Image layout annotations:
* start *

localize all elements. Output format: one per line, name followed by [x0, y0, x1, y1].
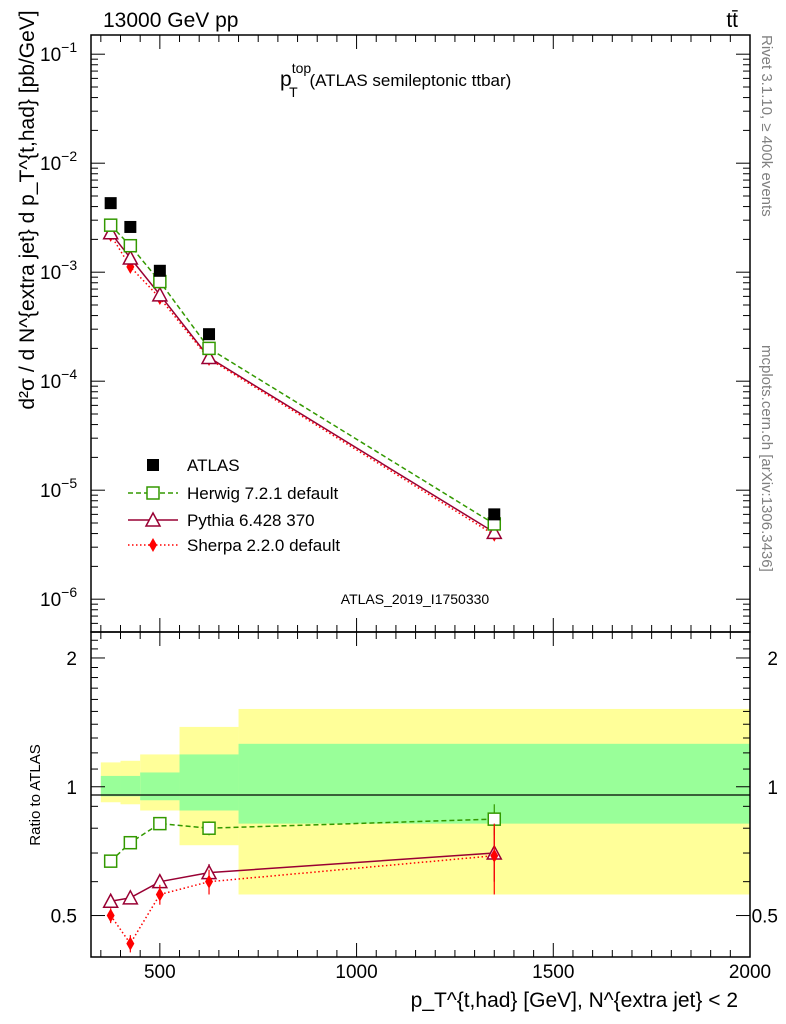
main-pythia-point [102, 224, 119, 240]
ratio-pythia-point [102, 892, 119, 908]
main-y-tick-base: 10 [40, 263, 61, 284]
x-tick-label: 1500 [532, 962, 574, 983]
main-pythia-point [151, 286, 169, 302]
mcplots-label: mcplots.cern.ch [arXiv:1306.3436] [758, 345, 775, 572]
legend-atlas-marker [147, 459, 159, 471]
main-y-tick-label: 10−4 [40, 366, 77, 393]
main-y-tick-base: 10 [40, 45, 61, 66]
main-y-tick-exp: −4 [61, 366, 77, 382]
ratio-band-inner [140, 772, 180, 801]
ratio-uncertainty-bands [100, 708, 751, 895]
ratio-y-tick-label-right: 2 [767, 649, 778, 670]
legend-sherpa-label: Sherpa 2.2.0 default [187, 536, 340, 555]
ratio-y-tick-label-left: 1 [66, 778, 77, 799]
main-y-tick-label: 10−5 [40, 475, 77, 502]
watermark: ATLAS_2019_I1750330 [341, 591, 490, 607]
main-y-tick-label: 10−1 [40, 39, 77, 66]
legend: ATLAS Herwig 7.2.1 default Pythia 6.428 … [128, 456, 340, 555]
ratio-band-inner [179, 754, 239, 811]
main-y-tick-exp: −3 [61, 257, 77, 273]
ratio-sherpa-point [490, 848, 499, 863]
main-pythia-point [486, 523, 503, 540]
ratio-y-tick-label-right: 0.5 [752, 907, 778, 928]
ratio-y-tick-label-right: 1 [767, 778, 778, 799]
main-y-tick-label: 10−6 [40, 584, 77, 611]
x-tick-label: 2000 [729, 962, 771, 983]
main-title-p: p [280, 68, 292, 91]
legend-herwig-label: Herwig 7.2.1 default [187, 484, 338, 503]
main-atlas-point [488, 508, 501, 521]
ratio-band-inner [100, 775, 121, 797]
ratio-sherpa-point [155, 887, 164, 902]
ratio-herwig-point [487, 812, 502, 826]
y-axis-label: d²σ / d N^{extra jet} d p_T^{t,had} [pb/… [16, 10, 39, 409]
main-y-tick-exp: −1 [61, 39, 77, 55]
main-y-tick-base: 10 [40, 372, 61, 393]
ratio-herwig-point [153, 816, 167, 831]
x-tick-label: 500 [144, 962, 176, 983]
main-herwig-point [103, 218, 118, 232]
ratio-herwig-point [103, 854, 118, 868]
main-title-rest: (ATLAS semileptonic ttbar) [305, 71, 512, 90]
x-tick-label: 1000 [335, 962, 377, 983]
ratio-y-tick-label-left: 2 [66, 649, 77, 670]
main-atlas-point [124, 220, 137, 233]
ratio-band-inner [120, 775, 141, 797]
legend-herwig-marker [146, 486, 160, 500]
axis-ticks [91, 35, 751, 958]
rivet-label: Rivet 3.1.10, ≥ 400k events [758, 35, 775, 217]
legend-pythia-marker [144, 511, 162, 527]
ratio-sherpa-point [126, 936, 135, 951]
main-y-tick-label: 10−2 [40, 148, 77, 175]
ratio-herwig-point [202, 821, 216, 835]
main-atlas-point [153, 264, 166, 277]
ratio-herwig-point [123, 835, 138, 850]
main-y-tick-label: 10−3 [40, 257, 77, 284]
ratio-markers [102, 804, 503, 953]
legend-atlas-label: ATLAS [187, 456, 240, 475]
main-herwig-point [153, 274, 167, 289]
legend-sherpa-marker [149, 538, 157, 552]
main-pythia-point [200, 348, 218, 365]
main-herwig-point [202, 341, 216, 356]
main-y-tick-base: 10 [40, 590, 61, 611]
process-label: tt̄ [726, 9, 738, 32]
main-atlas-point [104, 197, 117, 210]
ratio-pythia-point [122, 889, 139, 905]
main-y-tick-exp: −6 [61, 584, 77, 600]
main-pythia-point [122, 249, 139, 265]
legend-pythia-label: Pythia 6.428 370 [187, 511, 315, 530]
x-axis-label: p_T^{t,had} [GeV], N^{extra jet} < 2 [411, 989, 738, 1012]
main-y-tick-exp: −2 [61, 148, 77, 164]
main-atlas-point [203, 328, 216, 341]
x-tick-labels: 500 1000 1500 2000 [144, 962, 771, 983]
main-herwig-line [110, 224, 495, 525]
main-y-tick-base: 10 [40, 154, 61, 175]
ratio-y-label: Ratio to ATLAS [27, 744, 44, 845]
main-markers [102, 197, 503, 542]
main-title: ptop T (ATLAS semileptonic ttbar) [280, 60, 511, 100]
main-y-tick-base: 10 [40, 481, 61, 502]
ratio-sherpa-point [106, 908, 115, 923]
main-title-sub: T [289, 84, 298, 100]
main-herwig-point [123, 238, 138, 253]
ratio-y-tick-labels: 2 2 1 1 0.5 0.5 [51, 649, 778, 928]
main-y-tick-exp: −5 [61, 475, 77, 491]
main-y-tick-labels: 10−110−210−310−410−510−6 [40, 39, 77, 611]
ratio-y-tick-label-left: 0.5 [51, 907, 77, 928]
energy-label: 13000 GeV pp [103, 9, 238, 32]
main-title-sup: top [292, 60, 312, 76]
ratio-sherpa-point [205, 874, 214, 889]
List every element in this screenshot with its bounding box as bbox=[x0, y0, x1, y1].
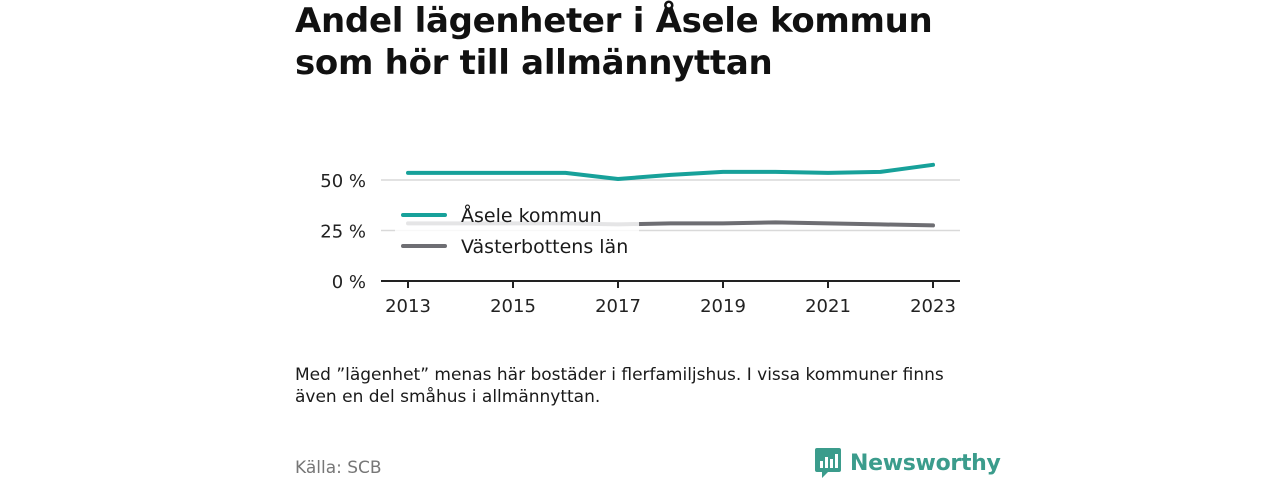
y-tick-label: 0 % bbox=[332, 272, 366, 293]
x-tick-label: 2017 bbox=[595, 296, 641, 317]
x-tick-label: 2019 bbox=[700, 296, 746, 317]
x-tick-label: 2023 bbox=[910, 296, 956, 317]
legend-label: Västerbottens län bbox=[461, 236, 628, 258]
line-chart: 0 % 25 % 50 % Åsele kommun Västerbottens lä… bbox=[320, 162, 960, 317]
y-tick-label: 50 % bbox=[320, 171, 366, 192]
source-label: Källa: SCB bbox=[295, 458, 382, 478]
x-tick-label: 2021 bbox=[805, 296, 851, 317]
x-tick-label: 2013 bbox=[385, 296, 431, 317]
x-axis: 2013 2015 2017 2019 2021 2023 bbox=[381, 280, 960, 317]
newsworthy-logo-icon bbox=[815, 448, 841, 478]
chart-title-line-2: som hör till allmännyttan bbox=[295, 43, 773, 83]
x-tick-label: 2015 bbox=[490, 296, 536, 317]
legend: Åsele kommun Västerbottens län bbox=[395, 204, 639, 264]
chart-title: Andel lägenheter i Åsele kommun som hör … bbox=[295, 0, 995, 84]
legend-label: Åsele kommun bbox=[461, 204, 602, 227]
y-tick-label: 25 % bbox=[320, 222, 366, 243]
series-line bbox=[406, 162, 935, 181]
brand-name: Newsworthy bbox=[850, 450, 1001, 476]
brand-logo[interactable]: Newsworthy bbox=[814, 446, 1001, 480]
footnote: Med ”lägenhet” menas här bostäder i fler… bbox=[295, 365, 944, 407]
y-axis-tick-labels: 0 % 25 % 50 % bbox=[320, 171, 366, 293]
chart-title-line-1: Andel lägenheter i Åsele kommun bbox=[295, 1, 933, 41]
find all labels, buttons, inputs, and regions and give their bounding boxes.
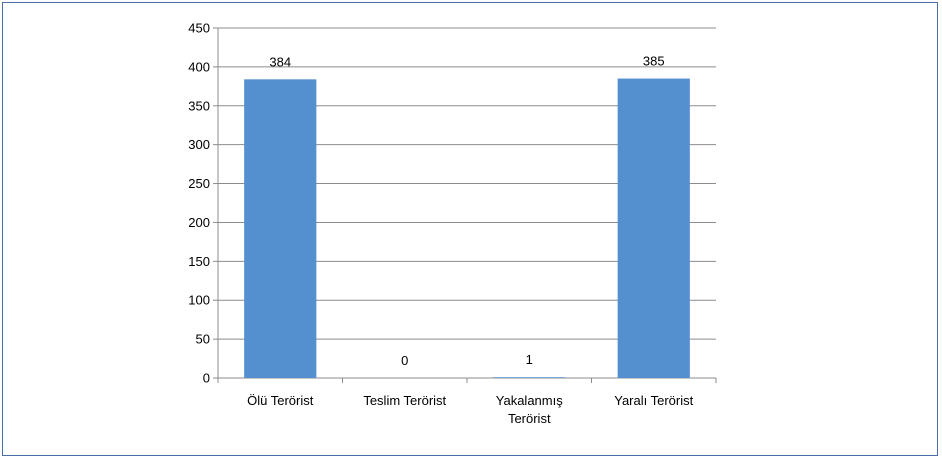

* end *

### Work to do
Count the lines of the entries that contain the string "name", matching case exactly, and give only the number.

### Result of the exercise
2